● **Problem description**
Give only the number of lines in the records below that contain the word "Welche", counting matches only when the case is identical.
** Begin **
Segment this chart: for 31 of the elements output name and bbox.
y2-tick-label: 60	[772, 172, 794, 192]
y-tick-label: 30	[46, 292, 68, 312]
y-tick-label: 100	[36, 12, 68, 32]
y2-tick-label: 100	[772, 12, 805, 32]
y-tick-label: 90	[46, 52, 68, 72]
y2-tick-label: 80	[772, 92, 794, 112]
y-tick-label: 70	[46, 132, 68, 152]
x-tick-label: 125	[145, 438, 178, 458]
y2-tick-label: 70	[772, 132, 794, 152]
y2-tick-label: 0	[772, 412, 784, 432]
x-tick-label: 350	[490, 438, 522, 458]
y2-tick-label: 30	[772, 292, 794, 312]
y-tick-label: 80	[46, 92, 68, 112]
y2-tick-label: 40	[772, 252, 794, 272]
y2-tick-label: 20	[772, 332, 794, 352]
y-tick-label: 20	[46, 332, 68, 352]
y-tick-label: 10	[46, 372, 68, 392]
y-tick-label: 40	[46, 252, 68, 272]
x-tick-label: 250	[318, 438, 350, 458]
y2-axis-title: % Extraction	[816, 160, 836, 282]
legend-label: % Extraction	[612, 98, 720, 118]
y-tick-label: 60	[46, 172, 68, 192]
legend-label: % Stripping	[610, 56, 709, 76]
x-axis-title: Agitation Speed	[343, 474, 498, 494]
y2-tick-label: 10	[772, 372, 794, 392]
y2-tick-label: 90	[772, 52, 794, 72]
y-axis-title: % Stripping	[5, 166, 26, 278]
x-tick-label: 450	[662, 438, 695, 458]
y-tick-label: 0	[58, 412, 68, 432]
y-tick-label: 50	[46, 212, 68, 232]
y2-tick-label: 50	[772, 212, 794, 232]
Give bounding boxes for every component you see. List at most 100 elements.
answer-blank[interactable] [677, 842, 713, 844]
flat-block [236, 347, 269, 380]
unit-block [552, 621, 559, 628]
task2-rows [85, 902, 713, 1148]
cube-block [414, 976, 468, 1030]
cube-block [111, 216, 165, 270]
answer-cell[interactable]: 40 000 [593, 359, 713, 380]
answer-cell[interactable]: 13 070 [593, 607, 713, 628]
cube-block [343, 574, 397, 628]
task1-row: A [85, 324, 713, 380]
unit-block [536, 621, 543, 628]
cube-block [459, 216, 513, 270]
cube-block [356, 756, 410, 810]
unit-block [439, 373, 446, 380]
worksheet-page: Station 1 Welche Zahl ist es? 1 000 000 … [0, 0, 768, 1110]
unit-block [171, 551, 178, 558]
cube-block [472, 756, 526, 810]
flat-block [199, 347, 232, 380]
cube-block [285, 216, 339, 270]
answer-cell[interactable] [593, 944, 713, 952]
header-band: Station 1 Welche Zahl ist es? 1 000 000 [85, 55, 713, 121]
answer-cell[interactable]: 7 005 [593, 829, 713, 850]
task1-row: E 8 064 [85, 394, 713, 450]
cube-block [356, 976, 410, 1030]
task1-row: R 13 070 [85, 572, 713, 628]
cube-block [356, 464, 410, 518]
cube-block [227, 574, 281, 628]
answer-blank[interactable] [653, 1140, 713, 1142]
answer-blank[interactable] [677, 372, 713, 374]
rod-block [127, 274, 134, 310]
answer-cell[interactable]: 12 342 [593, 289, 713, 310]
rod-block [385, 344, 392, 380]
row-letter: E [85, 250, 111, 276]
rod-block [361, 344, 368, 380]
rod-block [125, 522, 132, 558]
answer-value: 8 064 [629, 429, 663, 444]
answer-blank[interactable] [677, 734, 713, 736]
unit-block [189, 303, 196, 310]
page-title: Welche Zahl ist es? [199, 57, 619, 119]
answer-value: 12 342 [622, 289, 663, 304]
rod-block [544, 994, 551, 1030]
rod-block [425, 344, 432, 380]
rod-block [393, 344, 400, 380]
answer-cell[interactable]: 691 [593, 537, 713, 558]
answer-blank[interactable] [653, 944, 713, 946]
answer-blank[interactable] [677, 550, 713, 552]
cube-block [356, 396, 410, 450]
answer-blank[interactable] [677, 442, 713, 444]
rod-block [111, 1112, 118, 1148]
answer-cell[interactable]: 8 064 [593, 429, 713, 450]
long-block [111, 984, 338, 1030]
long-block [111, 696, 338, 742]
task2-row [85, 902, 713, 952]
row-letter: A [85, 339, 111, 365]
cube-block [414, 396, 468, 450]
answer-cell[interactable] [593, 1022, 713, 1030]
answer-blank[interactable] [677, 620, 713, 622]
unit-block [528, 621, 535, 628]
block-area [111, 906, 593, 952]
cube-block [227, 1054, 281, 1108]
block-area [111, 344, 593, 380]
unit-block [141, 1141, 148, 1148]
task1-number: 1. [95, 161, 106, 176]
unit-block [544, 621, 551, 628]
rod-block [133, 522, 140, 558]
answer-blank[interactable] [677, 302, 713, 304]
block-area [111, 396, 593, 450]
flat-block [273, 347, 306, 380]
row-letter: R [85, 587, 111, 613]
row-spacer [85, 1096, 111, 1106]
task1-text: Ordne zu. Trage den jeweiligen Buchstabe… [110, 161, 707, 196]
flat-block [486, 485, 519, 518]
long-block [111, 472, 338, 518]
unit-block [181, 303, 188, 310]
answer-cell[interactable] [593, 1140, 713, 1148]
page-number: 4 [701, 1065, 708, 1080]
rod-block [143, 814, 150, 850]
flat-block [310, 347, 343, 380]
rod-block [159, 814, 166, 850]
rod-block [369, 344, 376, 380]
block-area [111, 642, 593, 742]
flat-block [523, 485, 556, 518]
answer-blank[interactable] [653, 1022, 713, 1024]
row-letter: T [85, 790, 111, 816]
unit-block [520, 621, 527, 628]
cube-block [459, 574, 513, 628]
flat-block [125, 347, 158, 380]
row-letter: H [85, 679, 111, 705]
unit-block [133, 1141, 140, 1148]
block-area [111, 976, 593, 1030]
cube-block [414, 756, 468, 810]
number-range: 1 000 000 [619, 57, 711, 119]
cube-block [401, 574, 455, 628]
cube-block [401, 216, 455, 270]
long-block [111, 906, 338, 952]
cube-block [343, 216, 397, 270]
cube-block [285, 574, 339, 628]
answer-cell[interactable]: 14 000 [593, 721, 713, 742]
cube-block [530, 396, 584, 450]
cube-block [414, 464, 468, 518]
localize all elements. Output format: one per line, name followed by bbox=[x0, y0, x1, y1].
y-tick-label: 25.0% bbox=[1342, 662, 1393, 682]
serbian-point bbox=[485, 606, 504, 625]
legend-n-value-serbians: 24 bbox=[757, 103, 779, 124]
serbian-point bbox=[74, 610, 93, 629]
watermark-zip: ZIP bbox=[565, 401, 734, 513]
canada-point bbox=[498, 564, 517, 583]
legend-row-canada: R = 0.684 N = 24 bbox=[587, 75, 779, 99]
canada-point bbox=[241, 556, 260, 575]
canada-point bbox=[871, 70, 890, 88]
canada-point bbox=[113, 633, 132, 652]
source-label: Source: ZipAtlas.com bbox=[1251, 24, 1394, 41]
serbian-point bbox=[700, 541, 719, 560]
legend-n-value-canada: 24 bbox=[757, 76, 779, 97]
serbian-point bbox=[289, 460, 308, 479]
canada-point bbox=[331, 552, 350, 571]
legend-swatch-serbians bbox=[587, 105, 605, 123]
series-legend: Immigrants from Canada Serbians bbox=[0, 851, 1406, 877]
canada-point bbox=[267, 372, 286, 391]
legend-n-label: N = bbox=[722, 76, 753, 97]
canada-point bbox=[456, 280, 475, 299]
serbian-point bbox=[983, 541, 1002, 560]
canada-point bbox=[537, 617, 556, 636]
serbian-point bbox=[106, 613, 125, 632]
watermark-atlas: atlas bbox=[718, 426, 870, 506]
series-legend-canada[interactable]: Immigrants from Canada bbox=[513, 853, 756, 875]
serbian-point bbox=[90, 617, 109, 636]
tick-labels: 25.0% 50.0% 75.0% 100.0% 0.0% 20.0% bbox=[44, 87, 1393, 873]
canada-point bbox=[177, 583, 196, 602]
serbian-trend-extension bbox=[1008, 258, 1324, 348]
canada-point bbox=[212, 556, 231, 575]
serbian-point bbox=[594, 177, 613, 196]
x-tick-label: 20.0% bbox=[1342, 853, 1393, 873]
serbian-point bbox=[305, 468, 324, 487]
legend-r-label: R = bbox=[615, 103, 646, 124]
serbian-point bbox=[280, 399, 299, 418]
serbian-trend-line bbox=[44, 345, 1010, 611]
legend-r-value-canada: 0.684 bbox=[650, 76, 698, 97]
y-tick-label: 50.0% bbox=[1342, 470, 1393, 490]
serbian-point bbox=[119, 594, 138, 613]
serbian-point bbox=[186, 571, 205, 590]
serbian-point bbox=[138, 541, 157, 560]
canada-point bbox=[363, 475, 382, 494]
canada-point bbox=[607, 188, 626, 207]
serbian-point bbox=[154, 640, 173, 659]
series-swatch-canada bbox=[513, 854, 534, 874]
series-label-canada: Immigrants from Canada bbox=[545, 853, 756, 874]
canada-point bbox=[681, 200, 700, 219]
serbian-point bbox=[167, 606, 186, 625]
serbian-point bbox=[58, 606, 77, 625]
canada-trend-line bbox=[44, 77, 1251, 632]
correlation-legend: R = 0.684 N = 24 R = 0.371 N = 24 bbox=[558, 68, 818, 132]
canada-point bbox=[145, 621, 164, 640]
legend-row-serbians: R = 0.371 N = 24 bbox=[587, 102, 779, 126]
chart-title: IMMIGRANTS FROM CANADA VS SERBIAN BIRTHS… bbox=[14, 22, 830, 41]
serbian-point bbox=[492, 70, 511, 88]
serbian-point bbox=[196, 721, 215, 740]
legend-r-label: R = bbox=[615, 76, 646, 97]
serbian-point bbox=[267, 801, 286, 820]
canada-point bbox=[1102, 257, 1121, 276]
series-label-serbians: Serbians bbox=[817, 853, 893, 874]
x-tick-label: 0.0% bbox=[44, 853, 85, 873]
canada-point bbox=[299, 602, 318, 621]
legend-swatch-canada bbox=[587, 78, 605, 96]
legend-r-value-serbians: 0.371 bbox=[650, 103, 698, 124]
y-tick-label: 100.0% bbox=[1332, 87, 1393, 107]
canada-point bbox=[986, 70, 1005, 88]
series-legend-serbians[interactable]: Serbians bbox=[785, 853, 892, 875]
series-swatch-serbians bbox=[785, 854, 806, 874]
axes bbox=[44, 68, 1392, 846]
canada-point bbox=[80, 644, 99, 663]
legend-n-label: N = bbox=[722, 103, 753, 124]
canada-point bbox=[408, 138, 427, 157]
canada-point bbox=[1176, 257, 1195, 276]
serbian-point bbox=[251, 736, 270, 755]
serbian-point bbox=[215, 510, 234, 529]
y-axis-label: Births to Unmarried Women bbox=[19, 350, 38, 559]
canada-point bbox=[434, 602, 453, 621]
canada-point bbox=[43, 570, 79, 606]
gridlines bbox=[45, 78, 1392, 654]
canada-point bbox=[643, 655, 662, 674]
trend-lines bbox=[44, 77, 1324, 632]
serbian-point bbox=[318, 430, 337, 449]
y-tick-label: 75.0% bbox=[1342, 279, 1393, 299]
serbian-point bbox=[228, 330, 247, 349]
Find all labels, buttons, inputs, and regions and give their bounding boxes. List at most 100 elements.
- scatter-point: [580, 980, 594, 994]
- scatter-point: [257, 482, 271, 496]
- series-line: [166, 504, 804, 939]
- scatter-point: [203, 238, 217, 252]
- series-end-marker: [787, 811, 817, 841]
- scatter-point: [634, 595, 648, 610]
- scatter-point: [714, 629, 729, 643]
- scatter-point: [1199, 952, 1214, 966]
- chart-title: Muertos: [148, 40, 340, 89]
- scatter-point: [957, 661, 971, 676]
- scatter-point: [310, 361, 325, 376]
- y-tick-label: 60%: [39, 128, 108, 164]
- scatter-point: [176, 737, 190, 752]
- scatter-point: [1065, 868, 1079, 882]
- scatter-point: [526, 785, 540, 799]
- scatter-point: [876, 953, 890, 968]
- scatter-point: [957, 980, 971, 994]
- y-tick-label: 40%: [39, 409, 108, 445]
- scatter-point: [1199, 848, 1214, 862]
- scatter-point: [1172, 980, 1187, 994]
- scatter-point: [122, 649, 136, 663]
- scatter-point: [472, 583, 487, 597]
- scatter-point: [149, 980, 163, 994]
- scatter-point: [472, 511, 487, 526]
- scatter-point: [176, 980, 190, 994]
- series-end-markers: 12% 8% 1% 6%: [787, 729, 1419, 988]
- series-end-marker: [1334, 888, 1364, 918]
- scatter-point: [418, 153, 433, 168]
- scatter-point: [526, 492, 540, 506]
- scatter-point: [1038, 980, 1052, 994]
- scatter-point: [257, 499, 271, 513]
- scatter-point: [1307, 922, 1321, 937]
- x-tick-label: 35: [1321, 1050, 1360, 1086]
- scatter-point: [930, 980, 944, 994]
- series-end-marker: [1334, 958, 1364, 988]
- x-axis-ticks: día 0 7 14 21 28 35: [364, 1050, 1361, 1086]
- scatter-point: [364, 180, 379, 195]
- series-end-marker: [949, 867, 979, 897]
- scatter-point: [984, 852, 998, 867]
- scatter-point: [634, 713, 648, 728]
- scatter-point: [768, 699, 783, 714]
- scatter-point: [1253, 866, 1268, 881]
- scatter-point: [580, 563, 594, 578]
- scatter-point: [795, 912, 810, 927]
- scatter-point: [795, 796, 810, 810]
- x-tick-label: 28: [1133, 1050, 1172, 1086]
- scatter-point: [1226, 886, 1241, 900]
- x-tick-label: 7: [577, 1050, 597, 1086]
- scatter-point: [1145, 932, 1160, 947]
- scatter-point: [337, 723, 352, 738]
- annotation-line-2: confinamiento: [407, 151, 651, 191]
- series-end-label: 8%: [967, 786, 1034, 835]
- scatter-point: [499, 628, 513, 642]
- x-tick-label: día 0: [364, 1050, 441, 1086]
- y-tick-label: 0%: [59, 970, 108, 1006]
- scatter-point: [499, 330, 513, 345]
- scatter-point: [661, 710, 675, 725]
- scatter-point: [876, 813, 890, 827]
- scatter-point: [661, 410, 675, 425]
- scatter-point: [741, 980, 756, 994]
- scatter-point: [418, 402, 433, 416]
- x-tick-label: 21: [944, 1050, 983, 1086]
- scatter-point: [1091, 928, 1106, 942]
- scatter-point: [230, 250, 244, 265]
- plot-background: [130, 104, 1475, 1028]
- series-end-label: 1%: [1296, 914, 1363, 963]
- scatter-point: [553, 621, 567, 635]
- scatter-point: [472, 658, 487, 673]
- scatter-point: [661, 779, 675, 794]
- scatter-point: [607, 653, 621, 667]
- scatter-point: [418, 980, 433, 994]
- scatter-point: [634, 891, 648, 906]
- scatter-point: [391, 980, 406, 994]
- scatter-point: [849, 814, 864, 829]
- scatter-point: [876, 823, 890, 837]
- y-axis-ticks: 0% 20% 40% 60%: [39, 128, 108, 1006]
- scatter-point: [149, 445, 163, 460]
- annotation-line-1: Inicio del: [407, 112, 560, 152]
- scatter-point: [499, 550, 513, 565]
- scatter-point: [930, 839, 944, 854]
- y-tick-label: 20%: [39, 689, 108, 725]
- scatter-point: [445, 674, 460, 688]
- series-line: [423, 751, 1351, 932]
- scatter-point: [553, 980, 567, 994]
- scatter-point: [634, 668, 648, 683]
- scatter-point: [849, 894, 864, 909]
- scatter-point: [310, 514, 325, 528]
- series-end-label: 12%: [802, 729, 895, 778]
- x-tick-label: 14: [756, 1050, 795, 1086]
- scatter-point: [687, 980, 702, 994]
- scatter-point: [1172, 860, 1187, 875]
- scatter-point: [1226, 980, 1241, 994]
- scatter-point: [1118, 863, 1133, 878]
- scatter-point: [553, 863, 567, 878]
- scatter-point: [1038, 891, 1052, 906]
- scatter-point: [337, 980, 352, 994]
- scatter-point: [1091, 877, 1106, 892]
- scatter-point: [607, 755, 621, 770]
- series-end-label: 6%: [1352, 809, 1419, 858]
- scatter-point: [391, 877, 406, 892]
** End **
● **Answer to the task**
3